[start of SOURCE RECORDS]

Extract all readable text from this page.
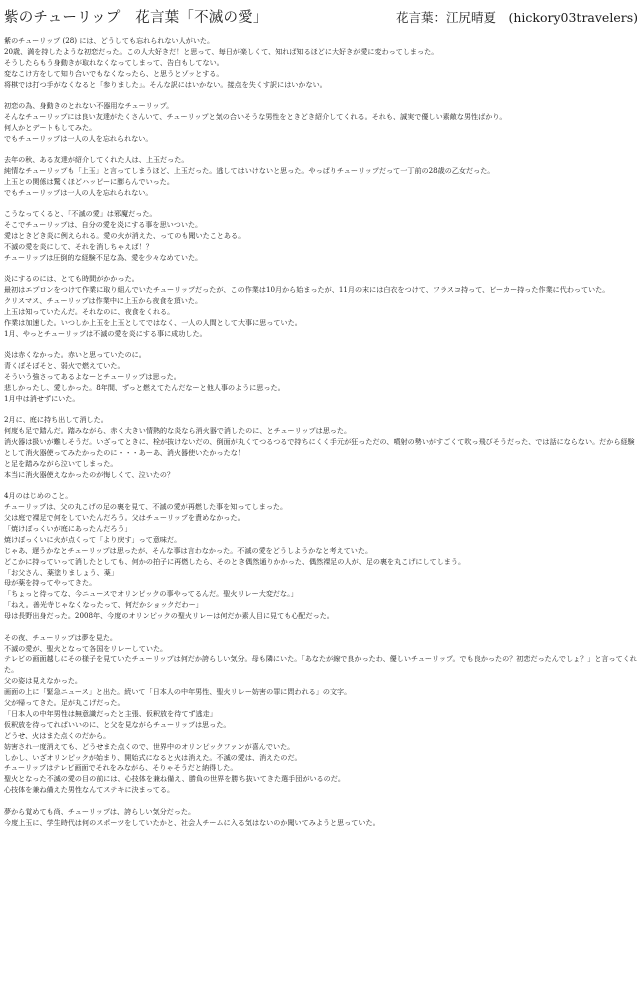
紫のチューリップ　花言葉「不滅の愛」	花言葉：江尻晴夏　(hickory03travelers)
紫のチューリップ (28) には、どうしても忘れられない人がいた。
20歳、満を持したような初恋だった。この人大好きだ！と思って、毎日が楽しくて、知れば知るほどに大好きが愛に変わってしまった。
そうしたらもう身動きが取れなくなってしまって、告白もしてない。
変なこけ方をして知り合いでもなくなったら、と思うとゾッとする。
将棋では打つ手がなくなると「参りました」。そんな訳にはいかない。接点を失くす訳にはいかない。
初恋の為、身動きのとれない不器用なチューリップ。
そんなチューリップには良い友達がたくさんいて、チューリップと気の合いそうな男性をときどき紹介してくれる。それも、誠実で優しい素敵な男性ばかり。
何人かとデートもしてみた。
でもチューリップは一人の人を忘れられない。
去年の秋、ある友達が紹介してくれた人は、上玉だった。
純情なチューリップも「上玉」と言ってしまうほど、上玉だった。逃してはいけないと思った。やっぱりチューリップだって一丁前の28歳の乙女だった。
上玉との関係は驚くほどハッピーに膨らんでいった。
でもチューリップは一人の人を忘れられない。
こうなってくると、「不滅の愛」は邪魔だった。
そこでチューリップは、自分の愛を炎にする事を思いついた。
愛はときどき炎に例えられる。愛の火が消えた、ってのも聞いたことある。
不滅の愛を炎にして、それを消しちゃえば！？
チューリップは圧倒的な経験不足な為、愛を少々なめていた。
炎にするのには、とても時間がかかった。
最初はエプロンをつけて作業に取り組んでいたチューリップだったが、この作業は10月から始まったが、11月の末には白衣をつけて、フラスコ持って、ビーカー持った作業に代わっていた。
クリスマス、チューリップは作業中に上玉から夜食を頂いた。
上玉は知っていたんだ。それなのに、夜食をくれる。
作業は加速した。いつしか上玉を上玉としてではなく、一人の人間として大事に思っていた。
1月、やっとチューリップは不滅の愛を炎にする事に成功した。
炎は赤くなかった。赤いと思っていたのに。
青くぼそぼそと、弱火で燃えていた。
そういう強さってあるよなーとチューリップは思った。
悲しかったし、愛しかった。8年間、ずっと燃えてたんだなーと他人事のように思った。
1月中は消せずにいた。
2月に、庭に持ち出して消した。
何度も足で踏んだ。踏みながら、赤く大きい情熱的な炎なら消火器で消したのに、とチューリップは思った。
消火器は扱いが難しそうだ。いざってときに、栓が抜けないだの、倒面が丸くてつるつるで持ちにくく手元が狂っただの、噴射の勢いがすごくて吹っ飛びそうだった、では話にならない。だから経験として消火器使ってみたかったのに・・・あーあ、消火器使いたかったな！
と足を踏みながら泣いてしまった。
本当に消火器使えなかったのが悔しくて、泣いたの？
4月のはじめのこと。
チューリップは、父の丸こげの足の裏を見て、不滅の愛が再燃した事を知ってしまった。
父は庭で裸足で何をしていたんだろう。父はチューリップを責めなかった。
「焼けぼっくいが庭にあったんだろう」
焼けぼっくいに火が点くって「より戻す」って意味だ。
じゃあ、遅うかなとチューリップは思ったが、そんな事は言わなかった。不滅の愛をどうしようかなと考えていた。
どこかに持っていって消したとしても、何かの拍子に再燃したら、そのとき偶然通りかかった、偶然裸足の人が、足の裏を丸こげにしてしまう。
「お父さん、薬塗りましょう、薬」
母が薬を持ってやってきた。
「ちょっと待ってな、今ニュースでオリンピックの事やってるんだ。聖火リレー大変だな。」
「ねえ。善光寺じゃなくなったって、何だかショックだわー」
母は長野出身だった。2008年、今度のオリンピックの聖火リレーは何だか素人目に見ても心配だった。
その夜、チューリップは夢を見た。
不滅の愛が、聖火となって各国をリレーしていた。
テレビの画面越しにその様子を見ていたチューリップは何だか誇らしい気分。母も隣にいた。「あなたが線で良かったわ、優しいチューリップ。でも良かったの？初恋だったんでしょ？」と言ってくれた。
父の姿は見えなかった。
画面の上に「緊急ニュース」と出た。続いて「日本人の中年男性、聖火リレー妨害の罪に問われる」の文字。
父が帰ってきた。足が丸こげだった。
「日本人の中年男性は無意識だったと主張、仮釈放を待てず逃走」
仮釈放を待ってればいいのに、と父を見ながらチューリップは思った。
どうせ、火はまた点くのだから。
妨害され一度消えても、どうせまた点くので、世界中のオリンピックファンが喜んでいた。
しかし、いざオリンピックが始まり、開始式になると火は消えた。不滅の愛は、消えたのだ。
チューリップはテレビ画面でそれをみながら、そりゃそうだと納得した。
聖火となった不滅の愛の目の前には、心技体を兼ね備え、勝負の世界を勝ち抜いてきた選手団がいるのだ。
心技体を兼ね備えた男性なんてステキに決まってる。
夢から覚めても尚、チューリップは、誇らしい気分だった。
今度上玉に、学生時代は何のスポーツをしていたかと、社会人チームに入る気はないのか聞いてみようと思っていた。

[end of SOURCE RECORDS]

### WHAT TO WORK ON
In the listing, find all lines with the string "上玉だった" and copy them.

### THE OUTPUT
去年の秋、ある友達が紹介してくれた人は、上玉だった。
純情なチューリップも「上玉」と言ってしまうほど、上玉だった。逃してはいけないと思った。やっぱりチューリップだって一丁前の28歳の乙女だった。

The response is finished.